- **Instructions for the task**: Without the images, write out all of the following entries exactly.

(Entries with figure data)
□ □ □ □ □

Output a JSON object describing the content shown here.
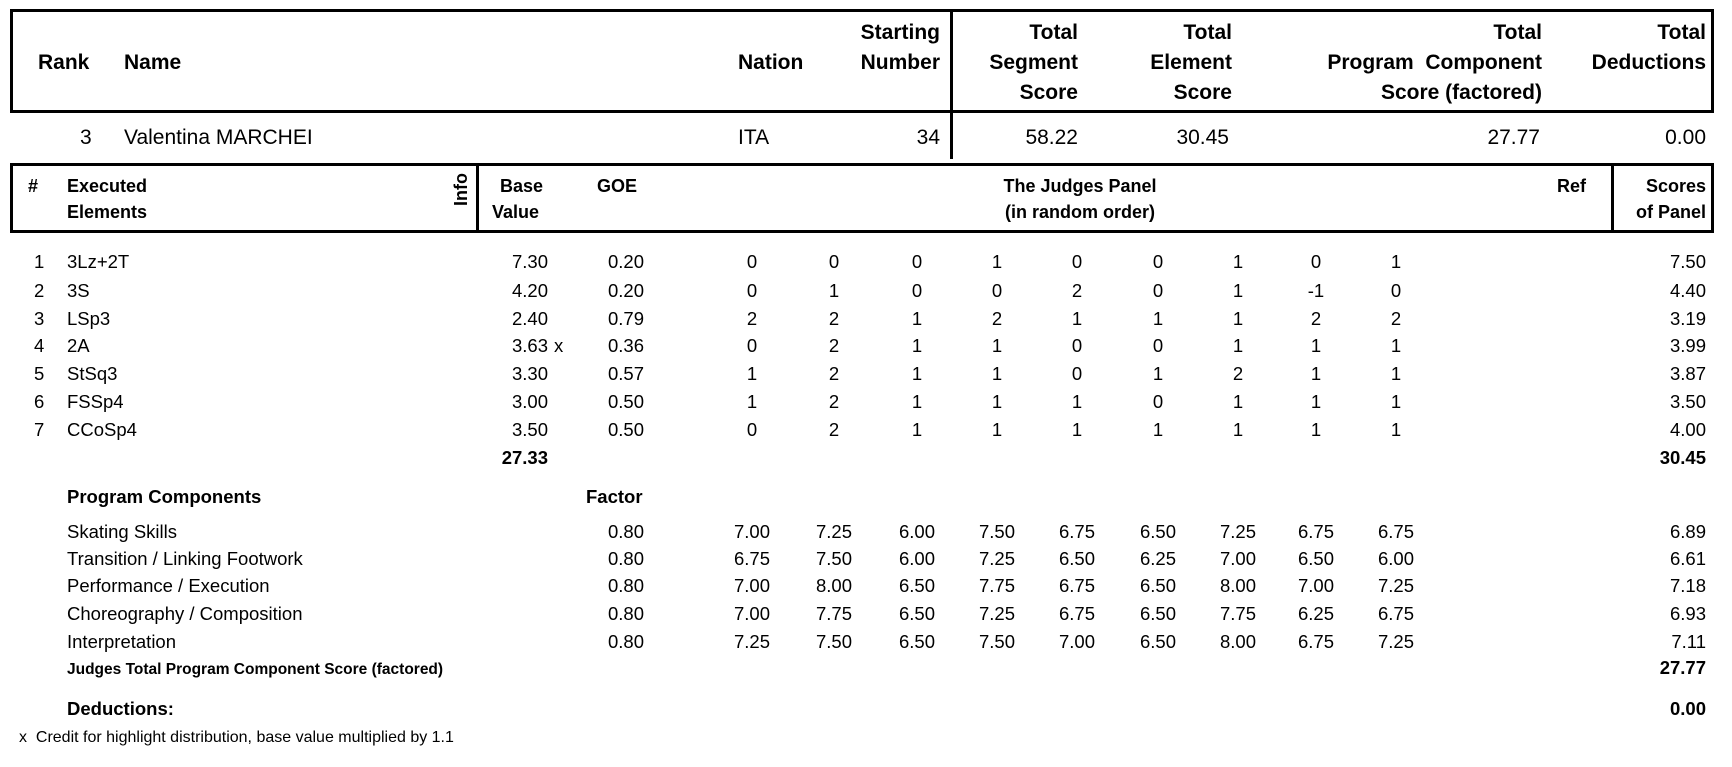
{
  "header": {
    "rank_label": "Rank",
    "name_label": "Name",
    "nation_label": "Nation",
    "starting_number_label": [
      "Starting",
      "Number"
    ],
    "tss_label": [
      "Total",
      "Segment",
      "Score"
    ],
    "tes_label": [
      "Total",
      "Element",
      "Score"
    ],
    "pcs_label": [
      "Total",
      "Program  Component",
      "Score (factored)"
    ],
    "ded_label": [
      "Total",
      "Deductions"
    ]
  },
  "skater": {
    "rank": "3",
    "name": "Valentina MARCHEI",
    "nation": "ITA",
    "starting_number": "34",
    "tss": "58.22",
    "tes": "30.45",
    "pcs": "27.77",
    "deductions": "0.00"
  },
  "elements_header": {
    "num": "#",
    "executed": [
      "Executed",
      "Elements"
    ],
    "info": "Info",
    "base_value": [
      "Base",
      "Value"
    ],
    "goe": "GOE",
    "judges_panel": [
      "The Judges Panel",
      "(in random order)"
    ],
    "ref": "Ref",
    "scores": [
      "Scores",
      "of Panel"
    ]
  },
  "elements": [
    {
      "num": "1",
      "name": "3Lz+2T",
      "info": "",
      "base": "7.30",
      "goe": "0.20",
      "judges": [
        "0",
        "0",
        "0",
        "1",
        "0",
        "0",
        "1",
        "0",
        "1"
      ],
      "score": "7.50"
    },
    {
      "num": "2",
      "name": "3S",
      "info": "",
      "base": "4.20",
      "goe": "0.20",
      "judges": [
        "0",
        "1",
        "0",
        "0",
        "2",
        "0",
        "1",
        "-1",
        "0"
      ],
      "score": "4.40"
    },
    {
      "num": "3",
      "name": "LSp3",
      "info": "",
      "base": "2.40",
      "goe": "0.79",
      "judges": [
        "2",
        "2",
        "1",
        "2",
        "1",
        "1",
        "1",
        "2",
        "2"
      ],
      "score": "3.19"
    },
    {
      "num": "4",
      "name": "2A",
      "info": "x",
      "base": "3.63",
      "goe": "0.36",
      "judges": [
        "0",
        "2",
        "1",
        "1",
        "0",
        "0",
        "1",
        "1",
        "1"
      ],
      "score": "3.99"
    },
    {
      "num": "5",
      "name": "StSq3",
      "info": "",
      "base": "3.30",
      "goe": "0.57",
      "judges": [
        "1",
        "2",
        "1",
        "1",
        "0",
        "1",
        "2",
        "1",
        "1"
      ],
      "score": "3.87"
    },
    {
      "num": "6",
      "name": "FSSp4",
      "info": "",
      "base": "3.00",
      "goe": "0.50",
      "judges": [
        "1",
        "2",
        "1",
        "1",
        "1",
        "0",
        "1",
        "1",
        "1"
      ],
      "score": "3.50"
    },
    {
      "num": "7",
      "name": "CCoSp4",
      "info": "",
      "base": "3.50",
      "goe": "0.50",
      "judges": [
        "0",
        "2",
        "1",
        "1",
        "1",
        "1",
        "1",
        "1",
        "1"
      ],
      "score": "4.00"
    }
  ],
  "elements_total": {
    "base": "27.33",
    "score": "30.45"
  },
  "components_header": {
    "label": "Program Components",
    "factor": "Factor"
  },
  "components": [
    {
      "name": "Skating Skills",
      "factor": "0.80",
      "judges": [
        "7.00",
        "7.25",
        "6.00",
        "7.50",
        "6.75",
        "6.50",
        "7.25",
        "6.75",
        "6.75"
      ],
      "score": "6.89"
    },
    {
      "name": "Transition / Linking Footwork",
      "factor": "0.80",
      "judges": [
        "6.75",
        "7.50",
        "6.00",
        "7.25",
        "6.50",
        "6.25",
        "7.00",
        "6.50",
        "6.00"
      ],
      "score": "6.61"
    },
    {
      "name": "Performance / Execution",
      "factor": "0.80",
      "judges": [
        "7.00",
        "8.00",
        "6.50",
        "7.75",
        "6.75",
        "6.50",
        "8.00",
        "7.00",
        "7.25"
      ],
      "score": "7.18"
    },
    {
      "name": "Choreography / Composition",
      "factor": "0.80",
      "judges": [
        "7.00",
        "7.75",
        "6.50",
        "7.25",
        "6.75",
        "6.50",
        "7.75",
        "6.25",
        "6.75"
      ],
      "score": "6.93"
    },
    {
      "name": "Interpretation",
      "factor": "0.80",
      "judges": [
        "7.25",
        "7.50",
        "6.50",
        "7.50",
        "7.00",
        "6.50",
        "8.00",
        "6.75",
        "7.25"
      ],
      "score": "7.11"
    }
  ],
  "pcs_total": {
    "label": "Judges Total Program Component Score (factored)",
    "value": "27.77"
  },
  "deductions": {
    "label": "Deductions:",
    "value": "0.00"
  },
  "footnote": {
    "mark": "x",
    "text": "Credit for highlight distribution, base value multiplied by 1.1"
  }
}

□ □ □ □ □

- **Task result**:
Output a JSON object describing the content shown here.
{
  "header": {
    "rank_label": "Rank",
    "name_label": "Name",
    "nation_label": "Nation",
    "starting_number_label": [
      "Starting",
      "Number"
    ],
    "tss_label": [
      "Total",
      "Segment",
      "Score"
    ],
    "tes_label": [
      "Total",
      "Element",
      "Score"
    ],
    "pcs_label": [
      "Total",
      "Program  Component",
      "Score (factored)"
    ],
    "ded_label": [
      "Total",
      "Deductions"
    ]
  },
  "skater": {
    "rank": "3",
    "name": "Valentina MARCHEI",
    "nation": "ITA",
    "starting_number": "34",
    "tss": "58.22",
    "tes": "30.45",
    "pcs": "27.77",
    "deductions": "0.00"
  },
  "elements_header": {
    "num": "#",
    "executed": [
      "Executed",
      "Elements"
    ],
    "info": "Info",
    "base_value": [
      "Base",
      "Value"
    ],
    "goe": "GOE",
    "judges_panel": [
      "The Judges Panel",
      "(in random order)"
    ],
    "ref": "Ref",
    "scores": [
      "Scores",
      "of Panel"
    ]
  },
  "elements": [
    {
      "num": "1",
      "name": "3Lz+2T",
      "info": "",
      "base": "7.30",
      "goe": "0.20",
      "judges": [
        "0",
        "0",
        "0",
        "1",
        "0",
        "0",
        "1",
        "0",
        "1"
      ],
      "score": "7.50"
    },
    {
      "num": "2",
      "name": "3S",
      "info": "",
      "base": "4.20",
      "goe": "0.20",
      "judges": [
        "0",
        "1",
        "0",
        "0",
        "2",
        "0",
        "1",
        "-1",
        "0"
      ],
      "score": "4.40"
    },
    {
      "num": "3",
      "name": "LSp3",
      "info": "",
      "base": "2.40",
      "goe": "0.79",
      "judges": [
        "2",
        "2",
        "1",
        "2",
        "1",
        "1",
        "1",
        "2",
        "2"
      ],
      "score": "3.19"
    },
    {
      "num": "4",
      "name": "2A",
      "info": "x",
      "base": "3.63",
      "goe": "0.36",
      "judges": [
        "0",
        "2",
        "1",
        "1",
        "0",
        "0",
        "1",
        "1",
        "1"
      ],
      "score": "3.99"
    },
    {
      "num": "5",
      "name": "StSq3",
      "info": "",
      "base": "3.30",
      "goe": "0.57",
      "judges": [
        "1",
        "2",
        "1",
        "1",
        "0",
        "1",
        "2",
        "1",
        "1"
      ],
      "score": "3.87"
    },
    {
      "num": "6",
      "name": "FSSp4",
      "info": "",
      "base": "3.00",
      "goe": "0.50",
      "judges": [
        "1",
        "2",
        "1",
        "1",
        "1",
        "0",
        "1",
        "1",
        "1"
      ],
      "score": "3.50"
    },
    {
      "num": "7",
      "name": "CCoSp4",
      "info": "",
      "base": "3.50",
      "goe": "0.50",
      "judges": [
        "0",
        "2",
        "1",
        "1",
        "1",
        "1",
        "1",
        "1",
        "1"
      ],
      "score": "4.00"
    }
  ],
  "elements_total": {
    "base": "27.33",
    "score": "30.45"
  },
  "components_header": {
    "label": "Program Components",
    "factor": "Factor"
  },
  "components": [
    {
      "name": "Skating Skills",
      "factor": "0.80",
      "judges": [
        "7.00",
        "7.25",
        "6.00",
        "7.50",
        "6.75",
        "6.50",
        "7.25",
        "6.75",
        "6.75"
      ],
      "score": "6.89"
    },
    {
      "name": "Transition / Linking Footwork",
      "factor": "0.80",
      "judges": [
        "6.75",
        "7.50",
        "6.00",
        "7.25",
        "6.50",
        "6.25",
        "7.00",
        "6.50",
        "6.00"
      ],
      "score": "6.61"
    },
    {
      "name": "Performance / Execution",
      "factor": "0.80",
      "judges": [
        "7.00",
        "8.00",
        "6.50",
        "7.75",
        "6.75",
        "6.50",
        "8.00",
        "7.00",
        "7.25"
      ],
      "score": "7.18"
    },
    {
      "name": "Choreography / Composition",
      "factor": "0.80",
      "judges": [
        "7.00",
        "7.75",
        "6.50",
        "7.25",
        "6.75",
        "6.50",
        "7.75",
        "6.25",
        "6.75"
      ],
      "score": "6.93"
    },
    {
      "name": "Interpretation",
      "factor": "0.80",
      "judges": [
        "7.25",
        "7.50",
        "6.50",
        "7.50",
        "7.00",
        "6.50",
        "8.00",
        "6.75",
        "7.25"
      ],
      "score": "7.11"
    }
  ],
  "pcs_total": {
    "label": "Judges Total Program Component Score (factored)",
    "value": "27.77"
  },
  "deductions": {
    "label": "Deductions:",
    "value": "0.00"
  },
  "footnote": {
    "mark": "x",
    "text": "Credit for highlight distribution, base value multiplied by 1.1"
  }
}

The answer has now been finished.